(Data entries)
"""

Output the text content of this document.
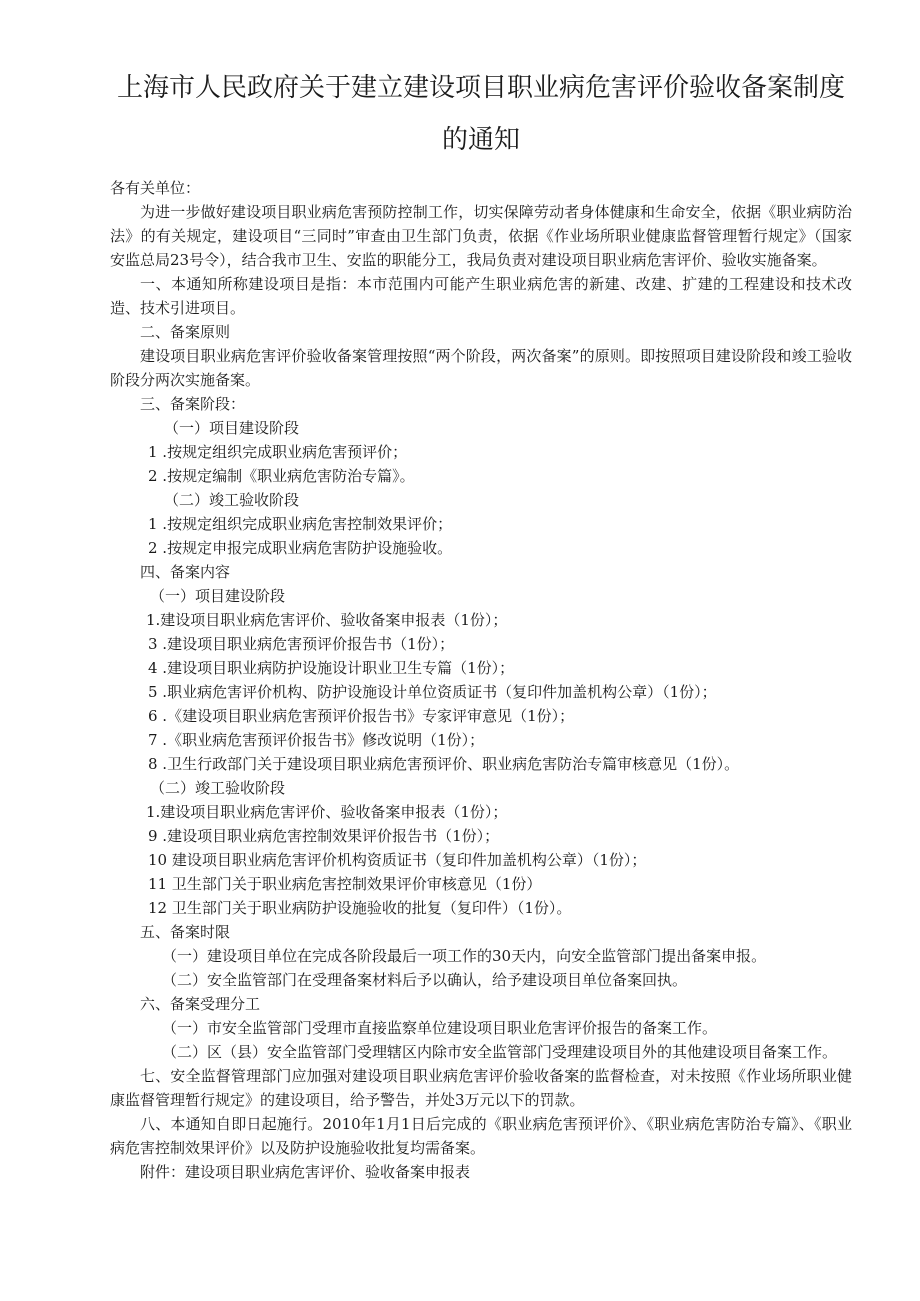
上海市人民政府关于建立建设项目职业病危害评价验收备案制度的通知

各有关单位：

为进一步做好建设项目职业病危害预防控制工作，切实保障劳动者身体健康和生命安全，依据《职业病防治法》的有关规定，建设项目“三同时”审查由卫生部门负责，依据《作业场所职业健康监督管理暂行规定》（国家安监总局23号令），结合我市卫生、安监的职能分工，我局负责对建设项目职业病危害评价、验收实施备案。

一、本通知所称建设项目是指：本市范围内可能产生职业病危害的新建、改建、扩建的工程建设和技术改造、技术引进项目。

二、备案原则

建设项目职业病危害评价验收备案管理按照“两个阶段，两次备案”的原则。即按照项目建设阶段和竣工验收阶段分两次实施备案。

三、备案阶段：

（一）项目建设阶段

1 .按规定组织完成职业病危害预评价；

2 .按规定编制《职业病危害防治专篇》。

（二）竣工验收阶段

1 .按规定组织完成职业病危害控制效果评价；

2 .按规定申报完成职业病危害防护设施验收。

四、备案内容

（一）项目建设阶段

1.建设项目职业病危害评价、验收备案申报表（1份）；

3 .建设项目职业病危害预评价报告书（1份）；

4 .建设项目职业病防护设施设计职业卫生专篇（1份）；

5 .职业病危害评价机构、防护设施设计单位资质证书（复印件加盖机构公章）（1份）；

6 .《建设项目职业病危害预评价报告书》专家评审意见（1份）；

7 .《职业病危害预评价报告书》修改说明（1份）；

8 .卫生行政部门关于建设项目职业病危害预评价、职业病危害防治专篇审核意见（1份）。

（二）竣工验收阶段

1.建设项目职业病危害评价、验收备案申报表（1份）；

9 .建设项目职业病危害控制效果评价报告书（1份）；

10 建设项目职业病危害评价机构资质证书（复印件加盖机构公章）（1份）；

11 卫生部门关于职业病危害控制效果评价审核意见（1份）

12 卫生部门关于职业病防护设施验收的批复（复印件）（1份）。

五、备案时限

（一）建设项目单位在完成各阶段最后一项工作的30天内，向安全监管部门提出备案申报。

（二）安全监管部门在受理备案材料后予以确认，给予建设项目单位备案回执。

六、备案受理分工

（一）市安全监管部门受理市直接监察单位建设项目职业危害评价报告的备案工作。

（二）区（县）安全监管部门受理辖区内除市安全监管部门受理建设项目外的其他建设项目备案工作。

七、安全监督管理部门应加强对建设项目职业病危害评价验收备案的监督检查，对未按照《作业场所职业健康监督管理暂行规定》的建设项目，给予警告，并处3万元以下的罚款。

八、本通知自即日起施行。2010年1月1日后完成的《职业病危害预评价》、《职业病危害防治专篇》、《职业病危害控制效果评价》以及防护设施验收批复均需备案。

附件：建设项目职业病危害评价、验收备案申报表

"""

### Prompt
Read the data above and pull out each line that holds the string "复印件加盖机构公章".

### Exercise result
5 .职业病危害评价机构、防护设施设计单位资质证书（复印件加盖机构公章）（1份）；
10 建设项目职业病危害评价机构资质证书（复印件加盖机构公章）（1份）；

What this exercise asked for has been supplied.